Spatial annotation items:
--- START ---

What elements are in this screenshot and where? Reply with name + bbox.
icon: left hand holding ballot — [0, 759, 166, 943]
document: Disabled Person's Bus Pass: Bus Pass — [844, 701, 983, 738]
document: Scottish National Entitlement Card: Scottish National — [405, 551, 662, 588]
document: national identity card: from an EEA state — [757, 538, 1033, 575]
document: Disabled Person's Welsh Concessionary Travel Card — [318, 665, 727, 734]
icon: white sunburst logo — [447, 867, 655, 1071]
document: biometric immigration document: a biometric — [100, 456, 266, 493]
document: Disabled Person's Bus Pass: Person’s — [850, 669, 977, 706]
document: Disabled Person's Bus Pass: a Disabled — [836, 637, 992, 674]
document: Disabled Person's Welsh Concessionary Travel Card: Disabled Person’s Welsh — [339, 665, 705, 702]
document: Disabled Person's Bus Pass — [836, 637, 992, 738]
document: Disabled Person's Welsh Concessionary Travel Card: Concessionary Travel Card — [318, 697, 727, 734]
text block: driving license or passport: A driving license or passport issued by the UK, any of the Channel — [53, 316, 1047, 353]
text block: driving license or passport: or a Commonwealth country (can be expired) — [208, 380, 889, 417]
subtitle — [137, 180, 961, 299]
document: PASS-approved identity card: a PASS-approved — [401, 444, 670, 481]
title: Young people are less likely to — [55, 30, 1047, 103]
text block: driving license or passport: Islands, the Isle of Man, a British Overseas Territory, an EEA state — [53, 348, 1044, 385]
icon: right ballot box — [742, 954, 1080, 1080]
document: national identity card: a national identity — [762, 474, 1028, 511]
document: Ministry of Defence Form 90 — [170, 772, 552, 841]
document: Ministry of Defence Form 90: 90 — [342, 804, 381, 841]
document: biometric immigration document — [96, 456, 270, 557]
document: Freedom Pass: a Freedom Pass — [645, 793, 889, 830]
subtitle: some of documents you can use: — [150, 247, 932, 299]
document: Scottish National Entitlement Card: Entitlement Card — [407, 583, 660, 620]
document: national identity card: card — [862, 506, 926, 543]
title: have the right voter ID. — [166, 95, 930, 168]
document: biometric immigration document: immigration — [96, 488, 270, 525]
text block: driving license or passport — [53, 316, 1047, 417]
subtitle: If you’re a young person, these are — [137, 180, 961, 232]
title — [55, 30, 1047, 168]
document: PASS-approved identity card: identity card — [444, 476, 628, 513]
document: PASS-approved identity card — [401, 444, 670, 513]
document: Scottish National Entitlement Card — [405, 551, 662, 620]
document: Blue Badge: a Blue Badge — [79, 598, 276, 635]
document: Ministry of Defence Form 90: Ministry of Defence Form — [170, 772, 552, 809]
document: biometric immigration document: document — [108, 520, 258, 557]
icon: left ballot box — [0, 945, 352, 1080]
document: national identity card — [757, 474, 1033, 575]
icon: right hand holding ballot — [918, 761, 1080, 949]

--- END ---

Rename "ballot box" to "voting urn" throughout the items, and reproduce every line with nothing else changed.

* [Expected answer]
What elements are in this screenshot and where? Reply with name + bbox.
icon: left hand holding ballot — [0, 759, 166, 943]
document: Disabled Person's Bus Pass: Bus Pass — [844, 701, 983, 738]
document: Scottish National Entitlement Card: Scottish National — [405, 551, 662, 588]
document: national identity card: from an EEA state — [757, 538, 1033, 575]
document: Disabled Person's Welsh Concessionary Travel Card — [318, 665, 727, 734]
icon: white sunburst logo — [447, 867, 655, 1071]
document: biometric immigration document: a biometric — [100, 456, 266, 493]
document: Disabled Person's Bus Pass: Person’s — [850, 669, 977, 706]
document: Disabled Person's Bus Pass: a Disabled — [836, 637, 992, 674]
document: Disabled Person's Welsh Concessionary Travel Card: Disabled Person’s Welsh — [339, 665, 705, 702]
document: Disabled Person's Bus Pass — [836, 637, 992, 738]
document: Disabled Person's Welsh Concessionary Travel Card: Concessionary Travel Card — [318, 697, 727, 734]
text block: driving license or passport: A driving license or passport issued by the UK, any of the Channel — [53, 316, 1047, 353]
text block: driving license or passport: or a Commonwealth country (can be expired) — [208, 380, 889, 417]
subtitle — [137, 180, 961, 299]
document: PASS-approved identity card: a PASS-approved — [401, 444, 670, 481]
title: Young people are less likely to — [55, 30, 1047, 103]
text block: driving license or passport: Islands, the Isle of Man, a British Overseas Territory, an EEA state — [53, 348, 1044, 385]
icon: right voting urn — [742, 954, 1080, 1080]
document: national identity card: a national identity — [762, 474, 1028, 511]
document: Ministry of Defence Form 90 — [170, 772, 552, 841]
document: Ministry of Defence Form 90: 90 — [342, 804, 381, 841]
document: biometric immigration document — [96, 456, 270, 557]
document: Freedom Pass: a Freedom Pass — [645, 793, 889, 830]
subtitle: some of documents you can use: — [150, 247, 932, 299]
document: Scottish National Entitlement Card: Entitlement Card — [407, 583, 660, 620]
document: national identity card: card — [862, 506, 926, 543]
title: have the right voter ID. — [166, 95, 930, 168]
document: biometric immigration document: immigration — [96, 488, 270, 525]
text block: driving license or passport — [53, 316, 1047, 417]
subtitle: If you’re a young person, these are — [137, 180, 961, 232]
title — [55, 30, 1047, 168]
document: PASS-approved identity card: identity card — [444, 476, 628, 513]
document: PASS-approved identity card — [401, 444, 670, 513]
document: Scottish National Entitlement Card — [405, 551, 662, 620]
document: Blue Badge: a Blue Badge — [79, 598, 276, 635]
document: Ministry of Defence Form 90: Ministry of Defence Form — [170, 772, 552, 809]
document: biometric immigration document: document — [108, 520, 258, 557]
icon: left voting urn — [0, 945, 352, 1080]
document: national identity card — [757, 474, 1033, 575]
icon: right hand holding ballot — [918, 761, 1080, 949]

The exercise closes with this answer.